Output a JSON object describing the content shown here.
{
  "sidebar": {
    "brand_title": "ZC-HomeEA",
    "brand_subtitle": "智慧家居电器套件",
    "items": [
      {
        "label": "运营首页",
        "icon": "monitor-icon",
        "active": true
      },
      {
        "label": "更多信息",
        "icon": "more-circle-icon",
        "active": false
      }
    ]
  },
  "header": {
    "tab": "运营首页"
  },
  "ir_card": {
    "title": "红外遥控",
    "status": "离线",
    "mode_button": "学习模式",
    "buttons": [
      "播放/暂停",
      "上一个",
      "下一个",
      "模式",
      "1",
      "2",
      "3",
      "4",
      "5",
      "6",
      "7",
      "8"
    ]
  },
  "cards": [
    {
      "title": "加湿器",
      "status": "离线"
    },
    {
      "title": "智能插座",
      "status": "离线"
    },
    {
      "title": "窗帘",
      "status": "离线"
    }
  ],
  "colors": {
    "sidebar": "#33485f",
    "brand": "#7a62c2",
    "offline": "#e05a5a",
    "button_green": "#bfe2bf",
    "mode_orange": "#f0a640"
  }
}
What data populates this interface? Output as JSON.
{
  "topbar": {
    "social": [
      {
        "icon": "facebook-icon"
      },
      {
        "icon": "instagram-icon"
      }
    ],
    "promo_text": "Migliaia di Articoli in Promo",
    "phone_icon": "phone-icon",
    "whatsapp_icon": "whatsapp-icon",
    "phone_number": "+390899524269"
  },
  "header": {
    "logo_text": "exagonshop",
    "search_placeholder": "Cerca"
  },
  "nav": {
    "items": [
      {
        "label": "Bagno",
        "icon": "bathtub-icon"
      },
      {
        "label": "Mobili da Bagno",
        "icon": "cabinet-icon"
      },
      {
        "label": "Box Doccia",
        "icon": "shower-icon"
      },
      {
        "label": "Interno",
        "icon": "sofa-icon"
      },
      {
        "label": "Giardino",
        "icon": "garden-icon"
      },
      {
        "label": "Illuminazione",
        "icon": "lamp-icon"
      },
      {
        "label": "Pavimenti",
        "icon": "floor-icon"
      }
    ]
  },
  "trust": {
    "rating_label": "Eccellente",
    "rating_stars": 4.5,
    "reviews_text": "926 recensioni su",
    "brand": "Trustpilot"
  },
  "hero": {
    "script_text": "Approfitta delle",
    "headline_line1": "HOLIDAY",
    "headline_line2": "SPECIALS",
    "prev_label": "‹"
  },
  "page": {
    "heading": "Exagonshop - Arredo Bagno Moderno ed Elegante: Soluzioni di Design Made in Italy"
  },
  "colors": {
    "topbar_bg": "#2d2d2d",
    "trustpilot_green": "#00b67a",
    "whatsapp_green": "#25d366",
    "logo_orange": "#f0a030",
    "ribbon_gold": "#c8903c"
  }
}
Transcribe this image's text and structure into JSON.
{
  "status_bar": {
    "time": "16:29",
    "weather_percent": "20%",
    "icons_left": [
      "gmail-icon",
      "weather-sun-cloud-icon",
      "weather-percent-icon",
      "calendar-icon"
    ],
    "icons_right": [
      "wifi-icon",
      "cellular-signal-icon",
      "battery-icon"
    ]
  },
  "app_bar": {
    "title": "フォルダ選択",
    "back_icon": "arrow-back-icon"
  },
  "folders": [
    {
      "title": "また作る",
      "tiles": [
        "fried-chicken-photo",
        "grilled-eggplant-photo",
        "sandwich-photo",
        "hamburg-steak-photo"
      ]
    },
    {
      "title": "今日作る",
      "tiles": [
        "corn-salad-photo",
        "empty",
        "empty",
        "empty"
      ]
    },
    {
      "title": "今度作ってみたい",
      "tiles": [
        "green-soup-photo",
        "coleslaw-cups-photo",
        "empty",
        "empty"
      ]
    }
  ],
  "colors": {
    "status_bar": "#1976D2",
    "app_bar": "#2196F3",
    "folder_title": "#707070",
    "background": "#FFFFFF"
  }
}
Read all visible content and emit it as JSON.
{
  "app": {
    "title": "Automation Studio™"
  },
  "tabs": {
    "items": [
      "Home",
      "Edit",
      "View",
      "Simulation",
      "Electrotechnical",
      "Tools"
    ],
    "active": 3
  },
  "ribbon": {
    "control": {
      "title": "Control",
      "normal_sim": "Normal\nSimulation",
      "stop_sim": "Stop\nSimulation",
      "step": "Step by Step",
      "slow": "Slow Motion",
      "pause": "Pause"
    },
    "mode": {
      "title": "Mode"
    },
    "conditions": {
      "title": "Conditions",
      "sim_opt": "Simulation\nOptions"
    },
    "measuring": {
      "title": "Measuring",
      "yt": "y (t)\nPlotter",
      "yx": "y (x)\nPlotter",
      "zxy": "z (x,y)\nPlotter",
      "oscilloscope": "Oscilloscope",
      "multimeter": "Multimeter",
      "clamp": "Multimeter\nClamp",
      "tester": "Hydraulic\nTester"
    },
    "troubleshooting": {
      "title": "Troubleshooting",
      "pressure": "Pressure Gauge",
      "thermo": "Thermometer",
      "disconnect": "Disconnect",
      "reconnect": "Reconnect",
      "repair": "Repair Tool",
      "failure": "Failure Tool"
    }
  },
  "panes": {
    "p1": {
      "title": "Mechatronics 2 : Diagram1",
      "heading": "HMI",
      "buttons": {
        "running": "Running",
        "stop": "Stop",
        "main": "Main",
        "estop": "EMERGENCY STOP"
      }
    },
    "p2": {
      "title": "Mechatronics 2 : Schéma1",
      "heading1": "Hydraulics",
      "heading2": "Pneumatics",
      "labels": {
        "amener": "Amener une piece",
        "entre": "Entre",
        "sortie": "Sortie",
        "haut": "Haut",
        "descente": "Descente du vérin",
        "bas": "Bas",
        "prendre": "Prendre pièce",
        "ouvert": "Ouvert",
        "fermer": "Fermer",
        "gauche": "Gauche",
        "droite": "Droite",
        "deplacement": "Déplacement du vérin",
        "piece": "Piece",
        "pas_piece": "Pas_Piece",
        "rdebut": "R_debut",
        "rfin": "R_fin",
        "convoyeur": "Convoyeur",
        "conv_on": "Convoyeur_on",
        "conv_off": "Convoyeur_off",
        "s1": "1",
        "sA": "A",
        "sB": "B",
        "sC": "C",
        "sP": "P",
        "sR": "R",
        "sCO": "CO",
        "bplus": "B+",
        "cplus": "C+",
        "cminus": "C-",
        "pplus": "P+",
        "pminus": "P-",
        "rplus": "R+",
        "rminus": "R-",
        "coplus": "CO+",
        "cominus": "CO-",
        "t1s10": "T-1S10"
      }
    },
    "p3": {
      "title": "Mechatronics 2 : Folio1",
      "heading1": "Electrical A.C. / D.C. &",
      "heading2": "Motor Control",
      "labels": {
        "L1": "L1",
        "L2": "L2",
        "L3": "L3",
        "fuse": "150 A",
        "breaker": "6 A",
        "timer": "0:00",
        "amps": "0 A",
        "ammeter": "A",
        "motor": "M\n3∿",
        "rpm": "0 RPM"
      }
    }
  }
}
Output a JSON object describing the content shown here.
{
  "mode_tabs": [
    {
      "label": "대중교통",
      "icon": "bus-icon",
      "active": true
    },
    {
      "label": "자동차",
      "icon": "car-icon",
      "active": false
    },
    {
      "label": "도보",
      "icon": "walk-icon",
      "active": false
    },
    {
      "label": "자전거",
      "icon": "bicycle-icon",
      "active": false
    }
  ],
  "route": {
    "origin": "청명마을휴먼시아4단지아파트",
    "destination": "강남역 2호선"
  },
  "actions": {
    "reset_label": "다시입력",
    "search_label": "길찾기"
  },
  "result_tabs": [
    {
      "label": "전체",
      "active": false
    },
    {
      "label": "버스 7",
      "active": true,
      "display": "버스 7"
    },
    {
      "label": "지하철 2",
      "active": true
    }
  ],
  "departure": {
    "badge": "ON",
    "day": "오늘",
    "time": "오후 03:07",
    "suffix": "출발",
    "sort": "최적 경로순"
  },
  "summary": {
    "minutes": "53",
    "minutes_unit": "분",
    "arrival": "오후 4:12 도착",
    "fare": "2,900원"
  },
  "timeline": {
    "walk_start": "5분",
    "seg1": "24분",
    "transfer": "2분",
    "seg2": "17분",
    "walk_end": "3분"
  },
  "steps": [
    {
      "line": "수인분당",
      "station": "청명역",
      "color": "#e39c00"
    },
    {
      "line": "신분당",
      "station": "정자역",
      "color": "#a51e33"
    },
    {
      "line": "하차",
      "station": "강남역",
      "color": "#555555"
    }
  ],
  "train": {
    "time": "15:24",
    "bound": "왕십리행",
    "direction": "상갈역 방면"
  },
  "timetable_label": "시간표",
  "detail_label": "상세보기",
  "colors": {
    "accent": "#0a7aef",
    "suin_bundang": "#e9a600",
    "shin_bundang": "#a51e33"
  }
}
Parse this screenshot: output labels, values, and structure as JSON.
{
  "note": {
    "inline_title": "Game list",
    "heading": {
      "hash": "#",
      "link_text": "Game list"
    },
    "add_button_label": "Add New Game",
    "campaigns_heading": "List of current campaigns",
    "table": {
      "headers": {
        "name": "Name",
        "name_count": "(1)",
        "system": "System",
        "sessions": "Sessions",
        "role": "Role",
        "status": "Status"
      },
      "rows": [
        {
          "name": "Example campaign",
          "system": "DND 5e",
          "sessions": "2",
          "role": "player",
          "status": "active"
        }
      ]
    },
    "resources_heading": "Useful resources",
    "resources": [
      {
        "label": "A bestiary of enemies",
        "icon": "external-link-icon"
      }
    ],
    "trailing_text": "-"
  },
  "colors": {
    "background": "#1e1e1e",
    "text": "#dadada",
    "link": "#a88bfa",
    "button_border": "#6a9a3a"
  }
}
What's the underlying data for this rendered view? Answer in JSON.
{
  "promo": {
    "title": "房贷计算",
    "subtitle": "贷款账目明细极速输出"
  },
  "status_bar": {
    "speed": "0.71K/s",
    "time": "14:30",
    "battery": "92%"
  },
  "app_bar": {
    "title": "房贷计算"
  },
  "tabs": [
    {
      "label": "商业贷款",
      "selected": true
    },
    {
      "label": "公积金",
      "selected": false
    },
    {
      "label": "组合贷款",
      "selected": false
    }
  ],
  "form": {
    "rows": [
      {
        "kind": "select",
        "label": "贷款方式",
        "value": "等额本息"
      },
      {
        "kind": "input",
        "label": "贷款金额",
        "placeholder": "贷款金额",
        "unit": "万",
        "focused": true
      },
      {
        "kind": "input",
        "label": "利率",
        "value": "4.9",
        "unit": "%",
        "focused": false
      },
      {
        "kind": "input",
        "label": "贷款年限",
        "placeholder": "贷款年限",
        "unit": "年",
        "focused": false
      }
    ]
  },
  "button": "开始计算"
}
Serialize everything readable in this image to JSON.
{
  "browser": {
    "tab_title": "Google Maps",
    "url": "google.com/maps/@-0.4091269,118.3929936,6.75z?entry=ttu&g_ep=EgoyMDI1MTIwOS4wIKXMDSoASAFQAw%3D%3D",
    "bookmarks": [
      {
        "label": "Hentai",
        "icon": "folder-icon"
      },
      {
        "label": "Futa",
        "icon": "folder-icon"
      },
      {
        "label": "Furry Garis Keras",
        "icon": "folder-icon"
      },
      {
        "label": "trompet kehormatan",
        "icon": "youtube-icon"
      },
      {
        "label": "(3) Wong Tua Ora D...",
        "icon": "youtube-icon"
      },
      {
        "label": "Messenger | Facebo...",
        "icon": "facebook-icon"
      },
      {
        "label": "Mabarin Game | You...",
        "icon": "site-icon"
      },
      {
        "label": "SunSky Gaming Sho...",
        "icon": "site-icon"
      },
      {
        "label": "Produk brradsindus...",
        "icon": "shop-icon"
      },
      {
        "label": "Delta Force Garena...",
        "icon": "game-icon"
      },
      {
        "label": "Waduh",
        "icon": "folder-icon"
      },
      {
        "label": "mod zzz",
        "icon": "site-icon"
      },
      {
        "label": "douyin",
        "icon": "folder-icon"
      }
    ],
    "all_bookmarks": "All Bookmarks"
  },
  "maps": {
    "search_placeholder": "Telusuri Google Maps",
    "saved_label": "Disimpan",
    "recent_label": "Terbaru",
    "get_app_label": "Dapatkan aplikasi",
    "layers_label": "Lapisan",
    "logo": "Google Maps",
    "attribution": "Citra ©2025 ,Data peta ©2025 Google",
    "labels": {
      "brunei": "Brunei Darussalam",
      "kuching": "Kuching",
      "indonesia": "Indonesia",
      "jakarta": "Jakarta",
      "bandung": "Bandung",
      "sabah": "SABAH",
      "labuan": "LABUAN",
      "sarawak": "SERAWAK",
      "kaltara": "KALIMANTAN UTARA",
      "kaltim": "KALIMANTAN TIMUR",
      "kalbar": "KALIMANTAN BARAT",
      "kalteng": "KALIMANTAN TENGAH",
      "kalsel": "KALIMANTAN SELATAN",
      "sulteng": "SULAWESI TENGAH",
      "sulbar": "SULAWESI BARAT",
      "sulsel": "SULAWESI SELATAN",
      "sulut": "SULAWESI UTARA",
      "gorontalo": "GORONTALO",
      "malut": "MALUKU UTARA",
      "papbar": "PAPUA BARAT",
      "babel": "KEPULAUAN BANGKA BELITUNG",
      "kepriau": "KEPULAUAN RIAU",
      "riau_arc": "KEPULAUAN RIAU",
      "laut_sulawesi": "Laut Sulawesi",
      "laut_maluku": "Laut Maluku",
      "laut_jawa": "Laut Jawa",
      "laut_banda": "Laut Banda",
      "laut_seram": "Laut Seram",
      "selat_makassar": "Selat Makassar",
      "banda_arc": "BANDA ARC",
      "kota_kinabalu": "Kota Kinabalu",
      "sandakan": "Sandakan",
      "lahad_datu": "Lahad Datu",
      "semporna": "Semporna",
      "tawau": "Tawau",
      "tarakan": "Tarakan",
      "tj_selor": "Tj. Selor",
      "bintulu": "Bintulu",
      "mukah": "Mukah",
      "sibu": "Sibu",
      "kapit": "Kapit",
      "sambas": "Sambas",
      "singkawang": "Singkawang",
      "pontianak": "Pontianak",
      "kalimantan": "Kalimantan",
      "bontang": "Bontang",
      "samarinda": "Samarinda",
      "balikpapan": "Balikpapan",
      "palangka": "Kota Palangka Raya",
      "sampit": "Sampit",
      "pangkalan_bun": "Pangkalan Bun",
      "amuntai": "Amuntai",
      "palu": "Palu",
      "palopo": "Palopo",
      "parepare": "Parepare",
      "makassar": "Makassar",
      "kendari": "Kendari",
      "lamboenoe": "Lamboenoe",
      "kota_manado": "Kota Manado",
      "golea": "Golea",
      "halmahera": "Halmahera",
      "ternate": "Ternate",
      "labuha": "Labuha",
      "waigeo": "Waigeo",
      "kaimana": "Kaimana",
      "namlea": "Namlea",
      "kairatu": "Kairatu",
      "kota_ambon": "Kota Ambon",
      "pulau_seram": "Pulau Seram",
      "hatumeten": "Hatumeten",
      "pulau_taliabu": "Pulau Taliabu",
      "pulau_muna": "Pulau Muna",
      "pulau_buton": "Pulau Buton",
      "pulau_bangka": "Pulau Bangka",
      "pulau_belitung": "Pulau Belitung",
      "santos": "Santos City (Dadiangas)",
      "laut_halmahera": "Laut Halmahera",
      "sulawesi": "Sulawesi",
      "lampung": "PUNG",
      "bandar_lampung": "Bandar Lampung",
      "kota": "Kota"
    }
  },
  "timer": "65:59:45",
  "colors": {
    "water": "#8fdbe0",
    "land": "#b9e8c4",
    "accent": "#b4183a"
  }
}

#####

▶ _Work to complete_: Figure out how many lines above include the string "vérin", then report that number and nothing else.

▶ _Written response_: 2